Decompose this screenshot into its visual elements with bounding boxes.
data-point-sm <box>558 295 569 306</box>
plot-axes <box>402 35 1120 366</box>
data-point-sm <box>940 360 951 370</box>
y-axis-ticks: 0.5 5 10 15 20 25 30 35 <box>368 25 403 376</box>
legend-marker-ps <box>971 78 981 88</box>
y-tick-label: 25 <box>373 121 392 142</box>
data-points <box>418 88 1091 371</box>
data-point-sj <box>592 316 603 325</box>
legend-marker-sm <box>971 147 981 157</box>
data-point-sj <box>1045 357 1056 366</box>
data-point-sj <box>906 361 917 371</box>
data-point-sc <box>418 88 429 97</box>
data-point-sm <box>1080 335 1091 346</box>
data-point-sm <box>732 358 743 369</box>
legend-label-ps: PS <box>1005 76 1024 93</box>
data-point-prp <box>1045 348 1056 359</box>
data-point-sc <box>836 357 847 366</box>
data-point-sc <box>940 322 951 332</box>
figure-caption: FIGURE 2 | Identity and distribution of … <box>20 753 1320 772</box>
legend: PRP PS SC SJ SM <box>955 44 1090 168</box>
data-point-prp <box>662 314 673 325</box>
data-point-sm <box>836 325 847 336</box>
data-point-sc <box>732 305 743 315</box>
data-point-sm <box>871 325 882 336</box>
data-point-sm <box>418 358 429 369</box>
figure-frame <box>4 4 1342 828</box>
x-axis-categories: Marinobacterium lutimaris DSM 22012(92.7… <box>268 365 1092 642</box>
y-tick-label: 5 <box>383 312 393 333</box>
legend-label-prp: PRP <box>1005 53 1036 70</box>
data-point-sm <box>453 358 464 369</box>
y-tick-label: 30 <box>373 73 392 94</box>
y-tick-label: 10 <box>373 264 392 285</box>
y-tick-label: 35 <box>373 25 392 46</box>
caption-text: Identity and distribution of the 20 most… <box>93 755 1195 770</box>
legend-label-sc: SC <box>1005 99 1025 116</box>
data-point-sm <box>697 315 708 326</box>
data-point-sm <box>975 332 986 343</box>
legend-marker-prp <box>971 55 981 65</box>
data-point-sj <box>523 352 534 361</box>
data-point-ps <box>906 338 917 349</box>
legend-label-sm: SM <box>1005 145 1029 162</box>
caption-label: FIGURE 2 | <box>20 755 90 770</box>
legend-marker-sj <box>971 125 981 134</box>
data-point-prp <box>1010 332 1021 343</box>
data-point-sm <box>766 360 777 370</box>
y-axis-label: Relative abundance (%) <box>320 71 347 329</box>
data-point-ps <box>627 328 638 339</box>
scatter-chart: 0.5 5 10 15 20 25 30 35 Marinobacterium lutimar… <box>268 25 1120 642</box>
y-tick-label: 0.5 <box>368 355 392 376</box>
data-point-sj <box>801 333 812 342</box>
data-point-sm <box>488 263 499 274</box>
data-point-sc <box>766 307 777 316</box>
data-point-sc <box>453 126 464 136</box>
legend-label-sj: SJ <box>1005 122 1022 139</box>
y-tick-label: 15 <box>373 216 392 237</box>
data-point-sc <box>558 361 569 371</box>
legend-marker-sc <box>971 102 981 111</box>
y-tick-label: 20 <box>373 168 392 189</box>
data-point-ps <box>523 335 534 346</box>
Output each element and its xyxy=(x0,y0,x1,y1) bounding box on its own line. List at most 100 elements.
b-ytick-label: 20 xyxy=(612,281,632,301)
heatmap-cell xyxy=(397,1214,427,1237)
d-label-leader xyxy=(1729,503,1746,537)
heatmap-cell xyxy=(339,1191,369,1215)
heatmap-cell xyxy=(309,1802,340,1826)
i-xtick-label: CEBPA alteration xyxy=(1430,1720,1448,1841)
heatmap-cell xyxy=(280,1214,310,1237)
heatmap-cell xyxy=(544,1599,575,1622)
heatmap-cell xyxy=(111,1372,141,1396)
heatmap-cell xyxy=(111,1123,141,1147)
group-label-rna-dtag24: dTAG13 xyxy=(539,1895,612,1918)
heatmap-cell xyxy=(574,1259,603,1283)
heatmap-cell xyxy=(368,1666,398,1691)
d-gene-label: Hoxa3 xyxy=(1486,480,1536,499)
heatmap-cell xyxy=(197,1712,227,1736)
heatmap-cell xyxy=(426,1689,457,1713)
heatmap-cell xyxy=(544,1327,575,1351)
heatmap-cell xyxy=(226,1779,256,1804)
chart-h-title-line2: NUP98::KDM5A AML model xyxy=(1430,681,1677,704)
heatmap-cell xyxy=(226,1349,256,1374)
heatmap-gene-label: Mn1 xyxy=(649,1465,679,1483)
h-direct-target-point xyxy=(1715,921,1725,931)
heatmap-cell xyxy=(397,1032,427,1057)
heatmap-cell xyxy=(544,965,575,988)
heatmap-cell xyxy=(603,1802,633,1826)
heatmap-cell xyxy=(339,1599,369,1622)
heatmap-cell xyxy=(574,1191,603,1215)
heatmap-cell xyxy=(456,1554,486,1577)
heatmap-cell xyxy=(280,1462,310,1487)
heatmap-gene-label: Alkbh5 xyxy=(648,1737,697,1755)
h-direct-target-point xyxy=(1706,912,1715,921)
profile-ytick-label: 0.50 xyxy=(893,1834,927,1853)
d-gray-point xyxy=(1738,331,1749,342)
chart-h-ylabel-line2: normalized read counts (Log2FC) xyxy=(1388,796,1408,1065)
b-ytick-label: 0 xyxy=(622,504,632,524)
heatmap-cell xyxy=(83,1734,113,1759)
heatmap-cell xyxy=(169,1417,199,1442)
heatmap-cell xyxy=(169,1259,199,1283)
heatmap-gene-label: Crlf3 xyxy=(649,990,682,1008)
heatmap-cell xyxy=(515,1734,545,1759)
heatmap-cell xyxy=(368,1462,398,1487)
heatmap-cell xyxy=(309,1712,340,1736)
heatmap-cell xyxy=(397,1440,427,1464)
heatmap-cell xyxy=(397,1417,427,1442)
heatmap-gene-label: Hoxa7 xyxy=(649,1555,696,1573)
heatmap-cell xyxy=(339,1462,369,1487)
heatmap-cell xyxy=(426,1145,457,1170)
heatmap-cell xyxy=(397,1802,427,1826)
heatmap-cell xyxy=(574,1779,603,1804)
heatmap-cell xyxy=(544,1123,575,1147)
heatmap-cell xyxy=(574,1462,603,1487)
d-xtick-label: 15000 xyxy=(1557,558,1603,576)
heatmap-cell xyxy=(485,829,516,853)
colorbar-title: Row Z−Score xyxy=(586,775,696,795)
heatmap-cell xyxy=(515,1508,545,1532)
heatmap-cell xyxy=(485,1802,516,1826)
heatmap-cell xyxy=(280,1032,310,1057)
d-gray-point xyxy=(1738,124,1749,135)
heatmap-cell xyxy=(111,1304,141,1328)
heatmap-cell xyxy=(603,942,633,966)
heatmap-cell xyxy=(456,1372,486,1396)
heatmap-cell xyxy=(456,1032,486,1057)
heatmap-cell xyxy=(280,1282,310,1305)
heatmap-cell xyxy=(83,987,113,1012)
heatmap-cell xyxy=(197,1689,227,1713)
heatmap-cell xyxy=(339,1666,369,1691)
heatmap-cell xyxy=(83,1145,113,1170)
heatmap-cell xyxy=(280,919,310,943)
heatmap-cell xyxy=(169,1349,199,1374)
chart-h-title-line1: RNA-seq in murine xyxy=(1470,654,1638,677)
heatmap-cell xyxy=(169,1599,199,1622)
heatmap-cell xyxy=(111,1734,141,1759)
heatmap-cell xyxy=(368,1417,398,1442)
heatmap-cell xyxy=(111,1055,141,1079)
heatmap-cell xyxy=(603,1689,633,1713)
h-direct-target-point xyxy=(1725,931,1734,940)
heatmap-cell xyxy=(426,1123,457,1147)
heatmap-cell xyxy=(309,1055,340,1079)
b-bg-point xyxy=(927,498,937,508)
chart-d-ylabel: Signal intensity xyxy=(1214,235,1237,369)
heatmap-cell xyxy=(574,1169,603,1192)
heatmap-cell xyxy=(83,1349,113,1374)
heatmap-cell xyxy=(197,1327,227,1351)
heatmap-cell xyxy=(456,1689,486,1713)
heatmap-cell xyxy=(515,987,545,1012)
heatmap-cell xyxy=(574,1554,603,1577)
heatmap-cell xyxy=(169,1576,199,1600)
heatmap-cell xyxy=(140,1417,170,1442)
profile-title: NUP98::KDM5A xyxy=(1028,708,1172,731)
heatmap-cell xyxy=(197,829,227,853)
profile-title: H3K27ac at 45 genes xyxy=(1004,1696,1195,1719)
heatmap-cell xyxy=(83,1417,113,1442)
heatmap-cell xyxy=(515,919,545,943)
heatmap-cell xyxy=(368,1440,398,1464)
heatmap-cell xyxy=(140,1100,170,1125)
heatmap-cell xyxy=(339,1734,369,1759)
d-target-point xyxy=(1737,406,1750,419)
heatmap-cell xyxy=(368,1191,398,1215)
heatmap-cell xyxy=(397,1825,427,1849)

Task objective
Every line of the listing that includes the word "distribution" forms the answer.

Answer section
figure-caption: FIGURE 2 | Identity and distribution of … <box>20 753 1320 772</box>
caption-text: Identity and distribution of the 20 most… <box>93 755 1195 770</box>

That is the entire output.